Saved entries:
■ ■ ■ ■

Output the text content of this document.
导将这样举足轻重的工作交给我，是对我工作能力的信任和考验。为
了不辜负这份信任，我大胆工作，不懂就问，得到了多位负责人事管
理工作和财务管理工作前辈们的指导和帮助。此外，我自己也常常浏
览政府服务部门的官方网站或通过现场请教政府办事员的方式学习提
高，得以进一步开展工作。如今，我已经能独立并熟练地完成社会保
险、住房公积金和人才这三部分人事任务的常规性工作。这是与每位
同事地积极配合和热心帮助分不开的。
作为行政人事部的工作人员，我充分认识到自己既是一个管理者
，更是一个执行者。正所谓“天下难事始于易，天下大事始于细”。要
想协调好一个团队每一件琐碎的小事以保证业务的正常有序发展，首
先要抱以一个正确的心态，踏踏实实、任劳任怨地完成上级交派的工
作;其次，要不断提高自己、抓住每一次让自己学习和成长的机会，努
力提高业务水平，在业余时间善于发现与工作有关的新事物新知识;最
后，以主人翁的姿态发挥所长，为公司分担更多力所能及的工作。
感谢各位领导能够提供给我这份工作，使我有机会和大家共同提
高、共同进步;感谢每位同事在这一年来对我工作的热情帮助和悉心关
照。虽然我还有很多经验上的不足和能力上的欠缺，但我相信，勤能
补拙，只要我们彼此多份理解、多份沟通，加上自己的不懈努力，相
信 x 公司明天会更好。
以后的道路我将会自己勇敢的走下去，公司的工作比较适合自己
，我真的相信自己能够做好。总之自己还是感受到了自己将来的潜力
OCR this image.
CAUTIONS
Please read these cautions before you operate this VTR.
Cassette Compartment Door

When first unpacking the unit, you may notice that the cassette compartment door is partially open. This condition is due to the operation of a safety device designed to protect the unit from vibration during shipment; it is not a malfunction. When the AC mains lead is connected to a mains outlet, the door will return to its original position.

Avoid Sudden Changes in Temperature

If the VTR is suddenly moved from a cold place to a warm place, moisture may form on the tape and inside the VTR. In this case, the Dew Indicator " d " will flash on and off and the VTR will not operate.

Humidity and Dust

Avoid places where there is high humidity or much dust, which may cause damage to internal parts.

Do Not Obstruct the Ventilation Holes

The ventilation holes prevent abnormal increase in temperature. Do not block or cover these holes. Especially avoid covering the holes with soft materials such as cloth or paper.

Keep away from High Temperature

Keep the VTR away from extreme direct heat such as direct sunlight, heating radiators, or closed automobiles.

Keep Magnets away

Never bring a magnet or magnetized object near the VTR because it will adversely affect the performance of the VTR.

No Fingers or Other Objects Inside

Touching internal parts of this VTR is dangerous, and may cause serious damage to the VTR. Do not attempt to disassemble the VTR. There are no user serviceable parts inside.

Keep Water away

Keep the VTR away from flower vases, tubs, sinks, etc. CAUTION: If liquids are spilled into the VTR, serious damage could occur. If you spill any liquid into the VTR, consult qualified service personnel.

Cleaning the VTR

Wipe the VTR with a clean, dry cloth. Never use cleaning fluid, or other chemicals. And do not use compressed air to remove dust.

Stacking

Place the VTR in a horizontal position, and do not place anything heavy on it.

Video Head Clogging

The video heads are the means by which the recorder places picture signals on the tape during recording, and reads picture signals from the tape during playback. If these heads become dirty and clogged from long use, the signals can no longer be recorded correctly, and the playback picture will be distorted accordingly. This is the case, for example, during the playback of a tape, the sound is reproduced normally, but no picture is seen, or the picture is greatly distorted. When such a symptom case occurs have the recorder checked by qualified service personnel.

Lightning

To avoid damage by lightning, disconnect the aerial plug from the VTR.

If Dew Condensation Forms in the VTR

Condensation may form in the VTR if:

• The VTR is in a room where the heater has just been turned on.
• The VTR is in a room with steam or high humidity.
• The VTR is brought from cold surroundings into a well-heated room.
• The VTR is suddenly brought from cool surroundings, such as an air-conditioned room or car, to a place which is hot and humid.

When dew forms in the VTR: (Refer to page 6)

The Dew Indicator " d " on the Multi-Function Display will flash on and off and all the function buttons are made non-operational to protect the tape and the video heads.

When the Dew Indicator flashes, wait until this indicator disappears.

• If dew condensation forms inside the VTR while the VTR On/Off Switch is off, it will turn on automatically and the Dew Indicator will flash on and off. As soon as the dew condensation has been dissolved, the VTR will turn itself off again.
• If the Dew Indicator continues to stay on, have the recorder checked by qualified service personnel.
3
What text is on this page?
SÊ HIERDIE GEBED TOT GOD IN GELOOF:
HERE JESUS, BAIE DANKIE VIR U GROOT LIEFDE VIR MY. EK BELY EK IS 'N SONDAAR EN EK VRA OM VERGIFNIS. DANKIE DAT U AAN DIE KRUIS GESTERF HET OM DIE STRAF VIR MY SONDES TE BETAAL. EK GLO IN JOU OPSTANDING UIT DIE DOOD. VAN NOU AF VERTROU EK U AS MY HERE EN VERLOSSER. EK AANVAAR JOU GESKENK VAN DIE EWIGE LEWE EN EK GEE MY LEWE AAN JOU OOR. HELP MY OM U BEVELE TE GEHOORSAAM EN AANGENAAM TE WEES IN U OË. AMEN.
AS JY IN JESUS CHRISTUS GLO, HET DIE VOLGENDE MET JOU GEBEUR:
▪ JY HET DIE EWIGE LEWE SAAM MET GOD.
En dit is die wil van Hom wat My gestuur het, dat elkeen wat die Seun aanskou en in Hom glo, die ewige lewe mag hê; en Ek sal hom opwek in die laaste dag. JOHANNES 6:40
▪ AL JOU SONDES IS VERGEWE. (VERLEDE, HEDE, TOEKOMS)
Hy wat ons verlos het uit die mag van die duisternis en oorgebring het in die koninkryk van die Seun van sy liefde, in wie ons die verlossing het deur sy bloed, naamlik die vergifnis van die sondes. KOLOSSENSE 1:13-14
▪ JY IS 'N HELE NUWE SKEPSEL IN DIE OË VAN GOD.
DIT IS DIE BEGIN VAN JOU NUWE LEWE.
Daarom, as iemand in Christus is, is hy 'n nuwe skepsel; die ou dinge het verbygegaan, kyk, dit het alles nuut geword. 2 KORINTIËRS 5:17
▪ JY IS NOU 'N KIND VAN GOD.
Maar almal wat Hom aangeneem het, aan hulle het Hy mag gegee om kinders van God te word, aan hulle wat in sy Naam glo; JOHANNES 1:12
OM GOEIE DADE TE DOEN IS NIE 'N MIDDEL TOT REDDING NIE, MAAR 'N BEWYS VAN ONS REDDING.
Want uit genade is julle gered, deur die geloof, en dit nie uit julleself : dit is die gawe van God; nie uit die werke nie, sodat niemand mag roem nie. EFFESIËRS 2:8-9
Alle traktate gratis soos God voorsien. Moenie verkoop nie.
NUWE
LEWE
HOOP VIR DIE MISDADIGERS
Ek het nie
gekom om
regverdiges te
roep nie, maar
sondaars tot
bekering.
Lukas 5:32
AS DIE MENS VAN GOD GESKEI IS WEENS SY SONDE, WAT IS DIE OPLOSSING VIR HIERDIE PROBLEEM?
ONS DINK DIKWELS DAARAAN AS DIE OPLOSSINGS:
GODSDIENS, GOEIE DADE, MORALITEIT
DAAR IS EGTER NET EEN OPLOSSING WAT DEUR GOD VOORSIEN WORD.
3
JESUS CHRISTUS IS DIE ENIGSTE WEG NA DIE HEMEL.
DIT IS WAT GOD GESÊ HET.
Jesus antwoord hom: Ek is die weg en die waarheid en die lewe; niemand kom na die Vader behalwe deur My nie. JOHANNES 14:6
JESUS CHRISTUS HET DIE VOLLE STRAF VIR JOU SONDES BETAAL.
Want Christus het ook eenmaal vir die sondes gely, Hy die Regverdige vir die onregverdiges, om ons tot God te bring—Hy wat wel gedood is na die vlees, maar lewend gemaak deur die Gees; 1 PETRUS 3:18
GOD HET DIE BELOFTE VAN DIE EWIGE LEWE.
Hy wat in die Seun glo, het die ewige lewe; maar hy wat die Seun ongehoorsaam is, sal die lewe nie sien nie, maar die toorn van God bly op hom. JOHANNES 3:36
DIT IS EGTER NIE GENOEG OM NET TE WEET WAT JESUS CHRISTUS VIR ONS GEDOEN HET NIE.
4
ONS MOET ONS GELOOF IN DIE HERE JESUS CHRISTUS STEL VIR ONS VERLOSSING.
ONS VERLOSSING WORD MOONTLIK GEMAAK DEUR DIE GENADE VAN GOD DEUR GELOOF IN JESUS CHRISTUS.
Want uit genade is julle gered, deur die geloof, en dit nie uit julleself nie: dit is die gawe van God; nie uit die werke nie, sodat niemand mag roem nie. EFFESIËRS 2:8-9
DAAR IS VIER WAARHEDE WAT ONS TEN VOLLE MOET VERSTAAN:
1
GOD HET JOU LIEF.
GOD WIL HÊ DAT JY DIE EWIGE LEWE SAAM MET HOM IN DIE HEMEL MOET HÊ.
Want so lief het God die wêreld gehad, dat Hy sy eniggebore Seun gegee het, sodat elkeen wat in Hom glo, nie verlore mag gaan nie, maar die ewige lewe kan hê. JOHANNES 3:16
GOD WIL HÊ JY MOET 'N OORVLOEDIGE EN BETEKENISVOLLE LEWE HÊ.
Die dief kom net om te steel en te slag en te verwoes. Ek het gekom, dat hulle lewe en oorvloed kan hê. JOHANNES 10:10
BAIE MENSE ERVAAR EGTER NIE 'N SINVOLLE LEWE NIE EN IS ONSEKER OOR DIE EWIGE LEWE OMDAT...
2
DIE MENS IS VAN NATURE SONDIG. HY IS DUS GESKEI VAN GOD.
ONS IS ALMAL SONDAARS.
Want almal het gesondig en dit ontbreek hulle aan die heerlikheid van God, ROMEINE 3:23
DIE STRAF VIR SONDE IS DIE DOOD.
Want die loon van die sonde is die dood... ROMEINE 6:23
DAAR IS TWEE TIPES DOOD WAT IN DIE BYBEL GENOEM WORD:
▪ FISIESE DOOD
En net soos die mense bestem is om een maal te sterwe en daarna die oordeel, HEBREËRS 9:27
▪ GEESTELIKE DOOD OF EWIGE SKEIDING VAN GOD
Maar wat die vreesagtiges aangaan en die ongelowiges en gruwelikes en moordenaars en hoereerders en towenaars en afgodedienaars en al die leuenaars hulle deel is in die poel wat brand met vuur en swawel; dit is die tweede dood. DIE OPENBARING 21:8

■ ■ ■ ■

** BRIEF **
Select every line where the word "suddenly" occurs.

** OUTPUT FOR THIS EXERCISE **
If the VTR is suddenly moved from a cold place to a warm place, moisture may form on the tape and inside the VTR. In this case, the Dew Indicator " d " will flash on and off and the VTR will not operate.
• The VTR is suddenly brought from cool surroundings, such as an air-conditioned room or car, to a place which is hot and humid.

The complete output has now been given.